BEGIN Dataset records

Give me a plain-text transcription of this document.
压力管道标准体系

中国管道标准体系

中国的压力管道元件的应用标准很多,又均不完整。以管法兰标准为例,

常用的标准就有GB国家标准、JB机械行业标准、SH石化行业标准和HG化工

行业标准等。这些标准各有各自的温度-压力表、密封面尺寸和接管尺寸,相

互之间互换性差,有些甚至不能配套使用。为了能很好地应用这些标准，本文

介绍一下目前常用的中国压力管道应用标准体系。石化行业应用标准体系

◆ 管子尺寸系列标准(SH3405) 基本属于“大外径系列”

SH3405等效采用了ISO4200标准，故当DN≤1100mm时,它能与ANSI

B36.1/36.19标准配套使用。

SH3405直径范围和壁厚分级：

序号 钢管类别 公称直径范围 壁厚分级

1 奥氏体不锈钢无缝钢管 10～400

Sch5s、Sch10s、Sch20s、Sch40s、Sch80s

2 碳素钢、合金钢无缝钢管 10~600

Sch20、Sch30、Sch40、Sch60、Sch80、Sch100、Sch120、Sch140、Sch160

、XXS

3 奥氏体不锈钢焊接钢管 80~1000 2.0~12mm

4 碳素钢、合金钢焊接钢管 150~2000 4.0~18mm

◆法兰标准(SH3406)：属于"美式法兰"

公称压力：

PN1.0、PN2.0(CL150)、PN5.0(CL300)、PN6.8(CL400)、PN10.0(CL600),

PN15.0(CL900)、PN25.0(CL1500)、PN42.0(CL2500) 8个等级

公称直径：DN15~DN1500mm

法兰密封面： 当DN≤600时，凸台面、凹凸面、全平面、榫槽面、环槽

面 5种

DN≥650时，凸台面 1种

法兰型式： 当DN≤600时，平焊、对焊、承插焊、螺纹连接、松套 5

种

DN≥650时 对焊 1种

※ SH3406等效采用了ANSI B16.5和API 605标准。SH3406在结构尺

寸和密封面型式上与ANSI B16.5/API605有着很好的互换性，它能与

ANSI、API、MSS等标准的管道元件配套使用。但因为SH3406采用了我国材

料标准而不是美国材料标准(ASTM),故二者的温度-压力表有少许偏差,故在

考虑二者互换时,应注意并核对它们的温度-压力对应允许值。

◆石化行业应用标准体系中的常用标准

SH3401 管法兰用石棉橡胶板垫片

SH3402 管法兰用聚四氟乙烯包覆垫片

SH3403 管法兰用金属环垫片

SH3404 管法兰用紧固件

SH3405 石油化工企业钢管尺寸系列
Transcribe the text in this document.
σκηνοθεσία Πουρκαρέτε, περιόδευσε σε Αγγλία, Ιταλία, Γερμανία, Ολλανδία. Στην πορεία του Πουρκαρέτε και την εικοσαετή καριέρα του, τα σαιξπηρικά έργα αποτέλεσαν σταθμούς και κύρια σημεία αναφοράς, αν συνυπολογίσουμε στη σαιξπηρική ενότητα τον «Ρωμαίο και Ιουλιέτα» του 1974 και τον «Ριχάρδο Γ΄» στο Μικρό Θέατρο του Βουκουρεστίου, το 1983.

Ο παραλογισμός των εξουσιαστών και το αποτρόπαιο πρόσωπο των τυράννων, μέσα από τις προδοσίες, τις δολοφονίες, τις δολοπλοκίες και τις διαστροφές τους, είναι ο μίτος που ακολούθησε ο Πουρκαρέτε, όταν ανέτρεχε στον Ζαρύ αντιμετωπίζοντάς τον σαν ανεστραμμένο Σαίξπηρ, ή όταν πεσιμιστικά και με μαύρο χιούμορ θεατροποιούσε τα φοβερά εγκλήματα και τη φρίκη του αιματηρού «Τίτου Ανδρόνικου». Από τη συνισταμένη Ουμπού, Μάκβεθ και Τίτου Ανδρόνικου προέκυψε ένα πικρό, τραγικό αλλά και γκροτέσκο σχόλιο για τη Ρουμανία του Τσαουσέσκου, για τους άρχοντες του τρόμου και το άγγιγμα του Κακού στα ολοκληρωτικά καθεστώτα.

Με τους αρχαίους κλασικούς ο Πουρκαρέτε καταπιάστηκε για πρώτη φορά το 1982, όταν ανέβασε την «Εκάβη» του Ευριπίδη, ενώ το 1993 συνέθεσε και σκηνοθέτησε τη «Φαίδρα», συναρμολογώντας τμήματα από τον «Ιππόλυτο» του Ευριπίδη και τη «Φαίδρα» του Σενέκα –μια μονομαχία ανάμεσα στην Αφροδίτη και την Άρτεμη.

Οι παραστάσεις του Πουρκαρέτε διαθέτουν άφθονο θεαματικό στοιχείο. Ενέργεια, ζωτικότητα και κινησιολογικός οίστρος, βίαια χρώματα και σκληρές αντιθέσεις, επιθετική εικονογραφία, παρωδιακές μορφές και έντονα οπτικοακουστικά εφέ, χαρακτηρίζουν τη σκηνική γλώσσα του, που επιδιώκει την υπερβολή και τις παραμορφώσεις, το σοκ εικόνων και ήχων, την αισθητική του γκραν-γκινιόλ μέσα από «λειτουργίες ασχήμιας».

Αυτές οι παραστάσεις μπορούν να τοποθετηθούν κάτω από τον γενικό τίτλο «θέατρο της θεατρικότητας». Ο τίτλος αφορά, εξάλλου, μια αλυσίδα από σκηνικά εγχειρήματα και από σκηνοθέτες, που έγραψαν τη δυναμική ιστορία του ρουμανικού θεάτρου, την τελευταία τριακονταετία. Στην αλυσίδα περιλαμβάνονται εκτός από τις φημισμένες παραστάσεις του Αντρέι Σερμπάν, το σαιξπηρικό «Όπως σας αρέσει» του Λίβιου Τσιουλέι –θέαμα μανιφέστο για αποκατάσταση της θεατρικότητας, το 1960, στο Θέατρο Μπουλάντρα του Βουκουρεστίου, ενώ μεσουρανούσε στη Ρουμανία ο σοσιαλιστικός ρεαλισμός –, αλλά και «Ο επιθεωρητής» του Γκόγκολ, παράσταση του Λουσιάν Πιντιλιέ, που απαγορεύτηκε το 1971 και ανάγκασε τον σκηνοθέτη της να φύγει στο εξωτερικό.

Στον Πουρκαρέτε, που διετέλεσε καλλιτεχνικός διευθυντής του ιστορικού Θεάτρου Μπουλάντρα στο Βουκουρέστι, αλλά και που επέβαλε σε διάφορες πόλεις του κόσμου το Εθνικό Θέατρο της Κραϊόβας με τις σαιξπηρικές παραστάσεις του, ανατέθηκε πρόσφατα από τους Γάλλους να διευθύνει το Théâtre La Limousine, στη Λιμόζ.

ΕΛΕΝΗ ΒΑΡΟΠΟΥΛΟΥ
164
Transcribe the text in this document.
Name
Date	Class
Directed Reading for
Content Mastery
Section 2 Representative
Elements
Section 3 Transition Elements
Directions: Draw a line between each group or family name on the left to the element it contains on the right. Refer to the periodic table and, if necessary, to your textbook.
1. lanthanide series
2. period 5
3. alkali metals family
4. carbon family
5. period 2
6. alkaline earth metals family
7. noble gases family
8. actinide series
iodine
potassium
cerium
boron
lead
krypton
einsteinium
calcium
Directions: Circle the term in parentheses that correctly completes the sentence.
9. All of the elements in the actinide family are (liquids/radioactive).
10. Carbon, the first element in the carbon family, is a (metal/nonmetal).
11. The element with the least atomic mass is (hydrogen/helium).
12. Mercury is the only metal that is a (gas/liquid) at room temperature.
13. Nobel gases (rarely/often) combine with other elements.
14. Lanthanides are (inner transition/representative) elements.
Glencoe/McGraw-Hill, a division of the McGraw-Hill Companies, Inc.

END Dataset records

_Aim of the task_: Search the records for the word "family" and copy every line where it occurs.

_Exercise solution_:
Directions: Draw a line between each group or family name on the left to the element it contains on the right. Refer to the periodic table and, if necessary, to your textbook.
3. alkali metals family
4. carbon family
6. alkaline earth metals family
7. noble gases family
9. All of the elements in the actinide family are (liquids/radioactive).
10. Carbon, the first element in the carbon family, is a (metal/nonmetal).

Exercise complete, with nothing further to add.